* _Exercise brief_
Copy the rows below word for word, everything from the very first one down to the row that contains "72, 552, 332]", with both of those included.

++++++++++

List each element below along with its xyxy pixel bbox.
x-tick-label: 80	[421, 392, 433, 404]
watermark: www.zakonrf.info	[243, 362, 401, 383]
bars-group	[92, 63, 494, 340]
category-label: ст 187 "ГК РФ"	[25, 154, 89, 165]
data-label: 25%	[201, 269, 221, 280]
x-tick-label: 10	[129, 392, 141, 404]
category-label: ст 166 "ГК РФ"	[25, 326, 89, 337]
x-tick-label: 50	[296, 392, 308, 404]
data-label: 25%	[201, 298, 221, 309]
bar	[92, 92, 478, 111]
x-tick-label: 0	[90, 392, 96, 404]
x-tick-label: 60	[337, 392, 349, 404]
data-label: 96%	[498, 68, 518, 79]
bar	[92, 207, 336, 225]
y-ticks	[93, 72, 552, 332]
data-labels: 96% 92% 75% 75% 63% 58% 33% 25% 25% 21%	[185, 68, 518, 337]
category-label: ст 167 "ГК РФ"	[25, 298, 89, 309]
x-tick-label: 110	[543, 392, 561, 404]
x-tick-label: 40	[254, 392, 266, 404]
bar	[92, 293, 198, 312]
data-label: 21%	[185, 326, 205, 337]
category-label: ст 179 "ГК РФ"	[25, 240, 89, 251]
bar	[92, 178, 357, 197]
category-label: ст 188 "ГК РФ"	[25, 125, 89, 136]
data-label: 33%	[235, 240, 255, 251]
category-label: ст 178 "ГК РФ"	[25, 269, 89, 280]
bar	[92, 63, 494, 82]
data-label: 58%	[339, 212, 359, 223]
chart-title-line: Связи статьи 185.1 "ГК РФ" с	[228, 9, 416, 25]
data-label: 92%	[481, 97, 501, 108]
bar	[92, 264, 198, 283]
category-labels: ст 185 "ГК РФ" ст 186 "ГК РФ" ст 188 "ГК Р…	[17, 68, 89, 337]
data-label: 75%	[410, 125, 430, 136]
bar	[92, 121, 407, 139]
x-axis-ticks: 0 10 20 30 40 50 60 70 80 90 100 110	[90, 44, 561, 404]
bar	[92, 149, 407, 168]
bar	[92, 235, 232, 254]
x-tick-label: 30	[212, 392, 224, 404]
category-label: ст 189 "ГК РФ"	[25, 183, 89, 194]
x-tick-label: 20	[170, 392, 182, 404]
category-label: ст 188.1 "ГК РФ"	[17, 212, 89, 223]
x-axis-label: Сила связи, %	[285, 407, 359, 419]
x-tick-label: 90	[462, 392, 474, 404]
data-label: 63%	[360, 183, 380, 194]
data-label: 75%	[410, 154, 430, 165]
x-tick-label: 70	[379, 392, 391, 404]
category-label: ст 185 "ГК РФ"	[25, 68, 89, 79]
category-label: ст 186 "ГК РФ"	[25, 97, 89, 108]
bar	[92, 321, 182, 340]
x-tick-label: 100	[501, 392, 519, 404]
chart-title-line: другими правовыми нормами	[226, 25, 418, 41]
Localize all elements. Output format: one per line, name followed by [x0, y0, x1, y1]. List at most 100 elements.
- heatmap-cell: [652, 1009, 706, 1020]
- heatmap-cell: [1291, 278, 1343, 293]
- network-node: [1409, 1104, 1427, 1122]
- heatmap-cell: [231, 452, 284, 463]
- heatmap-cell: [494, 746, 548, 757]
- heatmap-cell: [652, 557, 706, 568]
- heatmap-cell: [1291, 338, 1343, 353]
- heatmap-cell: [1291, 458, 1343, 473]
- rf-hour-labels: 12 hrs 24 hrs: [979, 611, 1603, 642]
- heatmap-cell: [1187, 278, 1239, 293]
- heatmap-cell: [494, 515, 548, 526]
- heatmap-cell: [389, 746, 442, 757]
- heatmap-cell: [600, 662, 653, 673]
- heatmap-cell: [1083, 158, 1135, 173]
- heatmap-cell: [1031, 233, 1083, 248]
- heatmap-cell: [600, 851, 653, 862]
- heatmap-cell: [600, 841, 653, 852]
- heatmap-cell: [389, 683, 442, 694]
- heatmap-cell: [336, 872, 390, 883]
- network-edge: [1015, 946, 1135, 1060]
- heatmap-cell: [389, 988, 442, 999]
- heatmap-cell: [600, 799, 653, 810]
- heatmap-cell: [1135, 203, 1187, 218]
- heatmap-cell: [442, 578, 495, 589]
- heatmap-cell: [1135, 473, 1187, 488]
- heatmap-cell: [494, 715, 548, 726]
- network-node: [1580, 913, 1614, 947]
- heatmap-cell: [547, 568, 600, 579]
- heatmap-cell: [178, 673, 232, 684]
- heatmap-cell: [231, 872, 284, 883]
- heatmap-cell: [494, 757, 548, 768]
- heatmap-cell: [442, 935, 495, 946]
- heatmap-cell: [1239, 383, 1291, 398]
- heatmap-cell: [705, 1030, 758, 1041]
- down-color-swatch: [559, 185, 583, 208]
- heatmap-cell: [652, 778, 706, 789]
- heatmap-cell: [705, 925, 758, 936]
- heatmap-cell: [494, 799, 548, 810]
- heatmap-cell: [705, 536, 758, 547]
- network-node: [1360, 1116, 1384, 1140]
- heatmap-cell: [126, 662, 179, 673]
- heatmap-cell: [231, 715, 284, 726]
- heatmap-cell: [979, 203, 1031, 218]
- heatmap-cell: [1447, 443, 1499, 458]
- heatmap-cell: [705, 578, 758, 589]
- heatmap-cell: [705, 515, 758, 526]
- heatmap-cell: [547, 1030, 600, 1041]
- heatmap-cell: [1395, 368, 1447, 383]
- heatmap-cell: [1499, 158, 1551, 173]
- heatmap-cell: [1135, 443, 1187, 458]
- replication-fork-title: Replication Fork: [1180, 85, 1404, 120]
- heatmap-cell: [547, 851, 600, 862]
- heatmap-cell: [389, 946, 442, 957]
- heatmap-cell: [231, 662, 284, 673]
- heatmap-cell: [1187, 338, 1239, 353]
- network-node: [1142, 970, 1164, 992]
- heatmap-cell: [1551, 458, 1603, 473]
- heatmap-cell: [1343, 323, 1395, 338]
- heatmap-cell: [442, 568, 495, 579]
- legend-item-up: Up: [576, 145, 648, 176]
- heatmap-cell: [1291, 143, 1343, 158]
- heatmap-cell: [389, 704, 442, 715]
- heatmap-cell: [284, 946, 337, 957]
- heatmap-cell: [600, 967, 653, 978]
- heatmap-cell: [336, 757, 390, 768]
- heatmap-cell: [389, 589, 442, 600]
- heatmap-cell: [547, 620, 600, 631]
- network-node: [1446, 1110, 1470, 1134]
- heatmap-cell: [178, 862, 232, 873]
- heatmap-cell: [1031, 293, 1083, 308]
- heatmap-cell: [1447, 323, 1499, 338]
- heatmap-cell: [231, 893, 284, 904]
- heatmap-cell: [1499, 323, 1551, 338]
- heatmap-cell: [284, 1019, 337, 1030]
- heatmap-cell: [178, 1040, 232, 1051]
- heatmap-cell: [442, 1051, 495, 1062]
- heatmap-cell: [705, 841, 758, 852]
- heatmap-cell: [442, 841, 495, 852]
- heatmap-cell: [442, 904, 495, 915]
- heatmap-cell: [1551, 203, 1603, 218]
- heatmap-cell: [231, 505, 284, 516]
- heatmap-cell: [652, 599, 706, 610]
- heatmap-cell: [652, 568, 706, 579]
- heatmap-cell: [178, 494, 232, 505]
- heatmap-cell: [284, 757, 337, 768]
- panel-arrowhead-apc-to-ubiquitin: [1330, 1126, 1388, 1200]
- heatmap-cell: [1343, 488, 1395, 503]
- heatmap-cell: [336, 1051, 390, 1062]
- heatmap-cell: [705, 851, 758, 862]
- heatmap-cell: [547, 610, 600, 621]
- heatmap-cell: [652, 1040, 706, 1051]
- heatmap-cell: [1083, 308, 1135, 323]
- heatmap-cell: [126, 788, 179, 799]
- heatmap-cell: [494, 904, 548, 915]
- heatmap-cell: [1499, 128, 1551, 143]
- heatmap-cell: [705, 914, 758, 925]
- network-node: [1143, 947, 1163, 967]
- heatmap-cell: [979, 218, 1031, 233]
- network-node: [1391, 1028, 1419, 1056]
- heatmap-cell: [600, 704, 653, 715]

++++++++++

* _Task response_
List each element below along with its xyxy pixel bbox.
x-tick-label: 80	[421, 392, 433, 404]
watermark: www.zakonrf.info	[243, 362, 401, 383]
bars-group	[92, 63, 494, 340]
category-label: ст 187 "ГК РФ"	[25, 154, 89, 165]
data-label: 25%	[201, 269, 221, 280]
x-tick-label: 10	[129, 392, 141, 404]
category-label: ст 166 "ГК РФ"	[25, 326, 89, 337]
x-tick-label: 50	[296, 392, 308, 404]
data-label: 25%	[201, 298, 221, 309]
bar	[92, 92, 478, 111]
x-tick-label: 0	[90, 392, 96, 404]
x-tick-label: 60	[337, 392, 349, 404]
data-label: 96%	[498, 68, 518, 79]
bar	[92, 207, 336, 225]
y-ticks	[93, 72, 552, 332]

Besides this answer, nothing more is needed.